-- begin --

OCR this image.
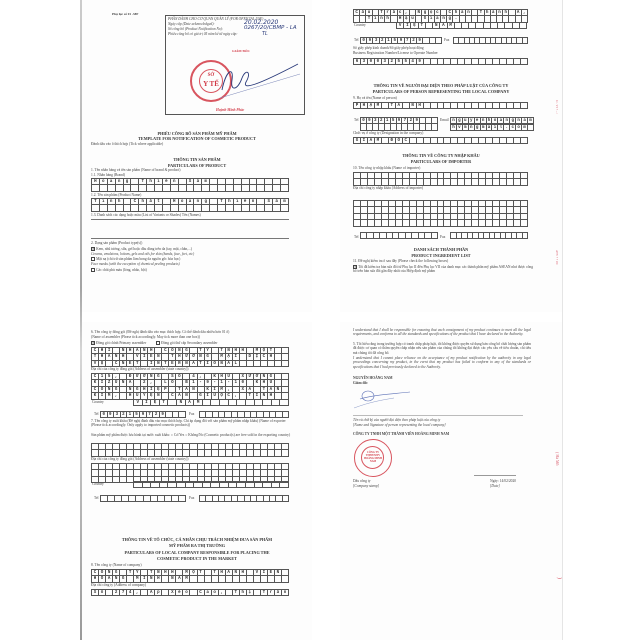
Phụ lục số 01 -MP
PHẦN DÀNH CHO CƠ QUAN QUẢN LÝ (FOR OFFICIAL USE)
Ngày cấp (Date acknowledged):	20.02.2020
Số công bố (Product Notification No):	0267/20/CBMP - LA
Phiếu công bố có giá trị 05 năm kể từ ngày cấp:	TL
GIÁM ĐỐC
SỞ
Y TẾ
Huỳnh Minh Phúc
PHIẾU CÔNG BỐ SẢN PHẨM MỸ PHẨM
TEMPLATE FOR NOTIFICATION OF COSMETIC PRODUCT
Đánh dấu vào ô thích hợp (Tick where applicable)
THÔNG TIN SẢN PHẨM
PARTICULARS OF PRODUCT
1. Tên nhãn hàng và tên sản phẩm (Name of brand & product)
1.1. Nhãn hàng (Brand)
H	o	a	n	g	T	h	i	ê	n	S	â	m
1.2. Tên sản phẩm (Product Name)
T	i	n	h	C	h	ấ	t	H	o	à	n	g	T	h	i	ê	n	S	â	m
1.3. Danh sách các dạng hoặc màu (List of Variants or Shades) Tên (Names)
2. Dạng sản phẩm (Product type(s))
✕ Kem, nhũ tương, sữa, gel hoặc dầu dùng trên da (tay, mặt, chân,...)
Creams, emulsions, lotions, gels and oils for skin (hands, face, feet, etc)
Mặt nạ (chỉ trừ sản phẩm làm bong da nguồn gốc hóa học)
Face masks (with the exception of chemical peeling products)
Các chất phủ màu (lỏng, nhão, bột)
C ầ u	T r ắ c ,	N g ọ c	C h á n	T h à n h	A ,
T ỉ n h	H ậ u	G i a n g .
Country	V	I	Ệ	T	N	A	M
Tel 0 9 3 2 1 5 9 7 2 9	Fax
Số giấy phép kinh doanh/Số giấy phép hoạt động
Business Registration Number/License to Operate Number
6	3	0	0	3	2	5	5	4	9
THÔNG TIN VỀ NGƯỜI ĐẠI DIỆN THEO PHÁP LUẬT CỦA CÔNG TY
PARTICULARS OF PERSON REPRESENTING THE LOCAL COMPANY
9. Họ và tên (Name of person)
P	H	Ạ	M	T	Á	N	H
Tel 0 9 3 2 1 5 9 7 2 9	Email n g u y e n h o a n g n a m
h v m n g m a i l . c o m
Chức vụ ở công ty (Designation in the company)
G	I	Á	M	Đ	Ố	C
THÔNG TIN VỀ CÔNG TY NHẬP KHẨU
PARTICULARS OF IMPORTER
10. Tên công ty nhập khẩu (Name of importer)
Địa chỉ công ty nhập khẩu (Address of importer)
Tel	Fax
DANH SÁCH THÀNH PHẦN
PRODUCT INGREDIENT LIST
11. Đề nghị kiểm tra ô sau đây (Please check the following boxes)
✕ Tôi đã kiểm tra bản sửa đổi từ Phụ lục II đến Phụ lục VII của danh mục các thành phần mỹ phẩm ASEAN như được công bố trên bản sửa đổi gần đây nhất của Hiệp định mỹ phẩm
C/. VI • .../
ATV • • UI/
6. Tên công ty đóng gói (Đề nghị đánh dấu vào mục thích hợp. Có thể đánh dấu nhiều hơn 01 ô)
(Name of assembler (Please tick accordingly. May tick more than one box))
✕ Đóng gói chính Primary assembler	Đóng gói thứ cấp Secondary assembler
C	H	I	N	H	Á	N	H	C	Ô	N	G	T	Y	T	N	H	H	M	Ộ	T
T	H	À	N	H	V	I	Ê	N	T	H	Ư	Ơ	N	G	M	Ạ	I	D	Ị	C	H
V	Ụ	C	N	E	T	I	N	T	E	R	N	A	T	I	O	N	A	L
Địa chỉ của công ty đóng gói (Address of assembler (state country))
C	1	5	,	Đ	Ư	Ờ	N	G	S	Ố	4	,	K	H	U	X	Ư	Ở	N	G
K	I	Z	U	N	A	2	,	L	Ô	B	1	-	9	-	1	-	1	0	K	H	U
C	Ô	N	G	N	G	H	I	Ệ	P	T	Â	N	K	I	M	,	X	Ã	T	Â	N
K	I	M	,	H	U	Y	Ệ	N	C	Ầ	N	G	I	U	Ộ	C	,	T	Ỉ	N	H
Country	V	I	Ệ	T	N	A	M
Tel 0 9 3 2 1 5 9 7 2 9	Fax
7. Tên công ty xuất khẩu (Đề nghị đánh dấu vào mục thích hợp. Chỉ áp dụng đối với sản phẩm mỹ phẩm nhập khẩu) (Name of exporter (Please tick accordingly. Only apply to imported cosmetic products))
Sản phẩm mỹ phẩm được lưu hành tại nước xuất khẩu: ○ Có/Yes ○ Không/No (Cosmetic product(s) are free sold in the exporting country)
Địa chỉ của công ty đóng gói (Address of assembler (state country))
Country
Tel	Fax
THÔNG TIN VỀ TỔ CHỨC, CÁ NHÂN CHỊU TRÁCH NHIỆM ĐƯA SẢN PHẨM
MỸ PHẨM RA THỊ TRƯỜNG
PARTICULARS OF LOCAL COMPANY RESPONSIBLE FOR PLACING THE
COSMETIC PRODUCT IN THE MARKET
8. Tên công ty (Name of company)
C	Ô	N	G	T	Y	T	N	H	H	M	Ộ	T	T	H	À	N	H	V	I	Ê	N
H	O	À	N	G	M	I	N	H	N	A	M
Địa chỉ công ty (Address of company)
S	ố	2	7	4	,	Ấ	p	X	ẻ	o	C	a	o	,	T	h	ị	T	r	ấ	n
I understand that I shall be responsible for ensuring that each consignment of my product continues to meet all the legal requirements, and conforms to all the standards and specifications of the product that I have declared to the Authority.
5. Tôi hiểu rằng trong trường hợp có tranh chấp pháp luật, tôi không được quyền sử dụng bản công bố chất lượng sản phẩm đã được cơ quan có thẩm quyền chấp nhận nếu sản phẩm của chúng tôi không đạt được các yêu cầu về tiêu chuẩn, chỉ tiêu mà chúng tôi đã công bố.
I understand that I cannot place reliance on the acceptance of my product notification by the authority in any legal proceedings concerning my product, in the event that my product has failed to conform to any of the standards or specifications that I had previously declared to the Authority.
NGUYỄN HOÀNG NAM
Giám đốc
Tên và chữ ký của người đại diện theo pháp luật của công ty
[Name and Signature of person representing the local company]
CÔNG TY TNHH MỘT THÀNH VIÊN HOÀNG MINH NAM
CÔNG TY TNHH MTV HOÀNG MINH NAM
Dấu công ty
[Company stamp]
Ngày: 14/02/2020
[Date]
( Hà Mô
)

-- end --

TASK:
From the data above, gather every line that includes the word "declared".

CORRECT RESULT:
I understand that I shall be responsible for ensuring that each consignment of my product continues to meet all the legal requirements, and conforms to all the standards and specifications of the product that I have declared to the Authority.
I understand that I cannot place reliance on the acceptance of my product notification by the authority in any legal proceedings concerning my product, in the event that my product has failed to conform to any of the standards or specifications that I had previously declared to the Authority.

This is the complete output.